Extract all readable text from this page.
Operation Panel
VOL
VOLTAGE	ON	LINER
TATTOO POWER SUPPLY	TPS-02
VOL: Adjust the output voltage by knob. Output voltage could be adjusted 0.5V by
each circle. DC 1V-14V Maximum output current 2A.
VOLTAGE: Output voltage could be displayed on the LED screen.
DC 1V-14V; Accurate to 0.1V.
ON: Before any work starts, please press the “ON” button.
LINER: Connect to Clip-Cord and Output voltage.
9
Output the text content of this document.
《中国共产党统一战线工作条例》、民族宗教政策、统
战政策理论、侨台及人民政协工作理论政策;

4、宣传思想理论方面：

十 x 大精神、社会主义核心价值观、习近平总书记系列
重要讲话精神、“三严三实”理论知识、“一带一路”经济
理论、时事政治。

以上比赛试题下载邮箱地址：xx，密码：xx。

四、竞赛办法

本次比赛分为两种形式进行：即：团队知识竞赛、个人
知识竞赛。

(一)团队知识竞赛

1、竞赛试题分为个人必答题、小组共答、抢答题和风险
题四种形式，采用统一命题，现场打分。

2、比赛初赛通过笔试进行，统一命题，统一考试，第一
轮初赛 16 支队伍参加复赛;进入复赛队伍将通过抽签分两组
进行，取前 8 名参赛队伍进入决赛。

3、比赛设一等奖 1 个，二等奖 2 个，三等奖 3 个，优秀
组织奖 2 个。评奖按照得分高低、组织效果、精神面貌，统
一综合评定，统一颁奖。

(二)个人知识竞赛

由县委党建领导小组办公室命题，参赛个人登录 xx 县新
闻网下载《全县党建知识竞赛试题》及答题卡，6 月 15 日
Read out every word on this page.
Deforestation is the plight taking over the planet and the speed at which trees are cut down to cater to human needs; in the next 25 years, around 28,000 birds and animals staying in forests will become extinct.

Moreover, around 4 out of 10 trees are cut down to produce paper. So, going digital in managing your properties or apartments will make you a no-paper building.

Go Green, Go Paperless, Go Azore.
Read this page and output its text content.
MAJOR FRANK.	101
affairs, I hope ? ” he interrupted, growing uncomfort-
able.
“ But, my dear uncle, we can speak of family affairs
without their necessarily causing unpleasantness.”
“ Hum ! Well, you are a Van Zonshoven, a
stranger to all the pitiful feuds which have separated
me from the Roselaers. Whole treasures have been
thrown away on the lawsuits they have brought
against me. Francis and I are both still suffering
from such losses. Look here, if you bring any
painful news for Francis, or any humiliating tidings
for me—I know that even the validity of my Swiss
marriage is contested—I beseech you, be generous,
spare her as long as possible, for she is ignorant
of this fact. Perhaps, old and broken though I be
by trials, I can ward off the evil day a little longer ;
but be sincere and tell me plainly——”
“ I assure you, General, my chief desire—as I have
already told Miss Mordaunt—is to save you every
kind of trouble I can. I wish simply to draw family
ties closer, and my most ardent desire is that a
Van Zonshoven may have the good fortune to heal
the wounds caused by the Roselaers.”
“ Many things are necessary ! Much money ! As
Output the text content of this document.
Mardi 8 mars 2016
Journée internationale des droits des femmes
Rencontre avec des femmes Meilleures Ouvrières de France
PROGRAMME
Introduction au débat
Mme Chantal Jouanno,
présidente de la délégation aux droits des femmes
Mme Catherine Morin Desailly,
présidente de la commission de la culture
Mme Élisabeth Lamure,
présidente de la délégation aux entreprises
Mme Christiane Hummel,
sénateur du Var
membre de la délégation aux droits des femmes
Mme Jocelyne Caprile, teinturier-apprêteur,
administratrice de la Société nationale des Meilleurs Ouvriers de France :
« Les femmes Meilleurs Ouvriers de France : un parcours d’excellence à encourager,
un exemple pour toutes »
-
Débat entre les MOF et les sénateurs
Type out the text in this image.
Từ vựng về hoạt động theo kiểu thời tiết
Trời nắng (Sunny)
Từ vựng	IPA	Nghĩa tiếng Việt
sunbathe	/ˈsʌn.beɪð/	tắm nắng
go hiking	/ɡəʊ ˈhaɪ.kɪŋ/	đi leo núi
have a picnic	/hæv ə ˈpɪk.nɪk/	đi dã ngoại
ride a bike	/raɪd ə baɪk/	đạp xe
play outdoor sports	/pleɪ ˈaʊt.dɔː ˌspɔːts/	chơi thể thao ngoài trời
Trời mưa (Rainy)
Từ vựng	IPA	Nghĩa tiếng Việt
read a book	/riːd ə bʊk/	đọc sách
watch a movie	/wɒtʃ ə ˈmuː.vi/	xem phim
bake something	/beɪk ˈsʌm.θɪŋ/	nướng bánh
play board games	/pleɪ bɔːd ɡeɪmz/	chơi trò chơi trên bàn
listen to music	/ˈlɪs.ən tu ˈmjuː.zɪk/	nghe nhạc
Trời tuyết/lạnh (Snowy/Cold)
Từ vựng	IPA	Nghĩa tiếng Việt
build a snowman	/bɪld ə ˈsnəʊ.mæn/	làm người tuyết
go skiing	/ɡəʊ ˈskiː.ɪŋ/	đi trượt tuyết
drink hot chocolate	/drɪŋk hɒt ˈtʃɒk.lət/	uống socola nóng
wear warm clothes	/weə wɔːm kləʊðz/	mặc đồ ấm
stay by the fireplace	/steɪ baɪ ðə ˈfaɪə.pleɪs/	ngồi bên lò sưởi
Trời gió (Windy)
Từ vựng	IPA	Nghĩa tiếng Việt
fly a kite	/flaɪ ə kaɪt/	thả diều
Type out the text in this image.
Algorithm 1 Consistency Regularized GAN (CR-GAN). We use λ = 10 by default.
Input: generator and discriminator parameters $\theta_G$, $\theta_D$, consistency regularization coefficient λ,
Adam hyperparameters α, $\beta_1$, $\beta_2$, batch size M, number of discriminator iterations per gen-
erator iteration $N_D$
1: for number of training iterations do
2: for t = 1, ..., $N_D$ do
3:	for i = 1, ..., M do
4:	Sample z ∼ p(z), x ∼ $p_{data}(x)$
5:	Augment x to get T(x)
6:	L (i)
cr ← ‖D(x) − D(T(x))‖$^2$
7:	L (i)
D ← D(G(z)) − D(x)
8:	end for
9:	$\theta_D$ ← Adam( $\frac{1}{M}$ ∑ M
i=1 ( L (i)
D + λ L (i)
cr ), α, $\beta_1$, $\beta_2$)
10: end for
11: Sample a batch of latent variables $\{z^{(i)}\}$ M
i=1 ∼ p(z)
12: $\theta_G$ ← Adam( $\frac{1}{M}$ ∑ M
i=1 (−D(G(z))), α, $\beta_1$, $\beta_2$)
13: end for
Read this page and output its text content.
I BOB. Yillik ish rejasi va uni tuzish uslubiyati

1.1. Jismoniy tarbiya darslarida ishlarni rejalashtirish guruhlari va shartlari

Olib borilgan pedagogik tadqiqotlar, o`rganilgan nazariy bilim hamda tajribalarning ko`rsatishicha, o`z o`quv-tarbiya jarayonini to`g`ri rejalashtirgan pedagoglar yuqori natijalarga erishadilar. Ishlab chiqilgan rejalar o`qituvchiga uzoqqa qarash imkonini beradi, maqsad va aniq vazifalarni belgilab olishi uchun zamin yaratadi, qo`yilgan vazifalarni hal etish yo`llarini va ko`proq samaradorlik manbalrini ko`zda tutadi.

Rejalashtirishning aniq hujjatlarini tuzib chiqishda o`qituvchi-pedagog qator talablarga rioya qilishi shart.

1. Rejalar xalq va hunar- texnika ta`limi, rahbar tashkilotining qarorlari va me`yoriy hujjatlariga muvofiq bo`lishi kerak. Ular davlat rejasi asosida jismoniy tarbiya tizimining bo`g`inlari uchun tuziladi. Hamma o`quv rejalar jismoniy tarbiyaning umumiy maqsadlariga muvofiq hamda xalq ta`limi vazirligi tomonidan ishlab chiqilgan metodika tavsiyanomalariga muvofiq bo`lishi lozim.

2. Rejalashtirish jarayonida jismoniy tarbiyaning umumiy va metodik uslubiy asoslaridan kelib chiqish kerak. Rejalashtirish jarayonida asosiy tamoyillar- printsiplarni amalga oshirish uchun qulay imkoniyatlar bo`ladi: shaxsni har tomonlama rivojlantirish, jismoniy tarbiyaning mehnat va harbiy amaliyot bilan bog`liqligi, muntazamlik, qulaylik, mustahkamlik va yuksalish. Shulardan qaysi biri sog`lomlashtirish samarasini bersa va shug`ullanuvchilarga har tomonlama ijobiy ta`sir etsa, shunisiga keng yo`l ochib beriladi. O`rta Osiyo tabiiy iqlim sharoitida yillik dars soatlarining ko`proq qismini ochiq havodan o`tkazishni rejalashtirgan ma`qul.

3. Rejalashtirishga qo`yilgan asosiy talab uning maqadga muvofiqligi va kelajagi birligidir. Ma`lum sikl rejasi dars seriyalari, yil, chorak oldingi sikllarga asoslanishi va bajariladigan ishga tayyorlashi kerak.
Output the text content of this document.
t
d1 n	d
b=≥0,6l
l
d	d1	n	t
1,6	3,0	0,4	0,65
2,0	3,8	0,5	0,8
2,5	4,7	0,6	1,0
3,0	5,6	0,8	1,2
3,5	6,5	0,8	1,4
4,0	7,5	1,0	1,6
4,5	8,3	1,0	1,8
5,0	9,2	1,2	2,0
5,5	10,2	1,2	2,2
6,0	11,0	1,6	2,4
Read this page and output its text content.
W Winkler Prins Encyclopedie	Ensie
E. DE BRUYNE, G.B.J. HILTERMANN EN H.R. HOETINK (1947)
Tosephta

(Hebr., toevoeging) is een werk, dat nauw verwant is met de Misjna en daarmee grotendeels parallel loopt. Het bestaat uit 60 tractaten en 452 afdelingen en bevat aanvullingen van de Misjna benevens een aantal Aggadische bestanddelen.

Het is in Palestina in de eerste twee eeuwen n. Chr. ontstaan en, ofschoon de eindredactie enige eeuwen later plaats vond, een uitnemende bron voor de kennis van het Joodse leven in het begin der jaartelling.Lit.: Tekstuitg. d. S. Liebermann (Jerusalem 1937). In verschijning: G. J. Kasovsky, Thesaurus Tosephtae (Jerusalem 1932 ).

## Exercise details:
Select the lines from the entries that include the word "Sample".

## Written response:
4:	Sample z ∼ p(z), x ∼ $p_{data}(x)$
11: Sample a batch of latent variables $\{z^{(i)}\}$ M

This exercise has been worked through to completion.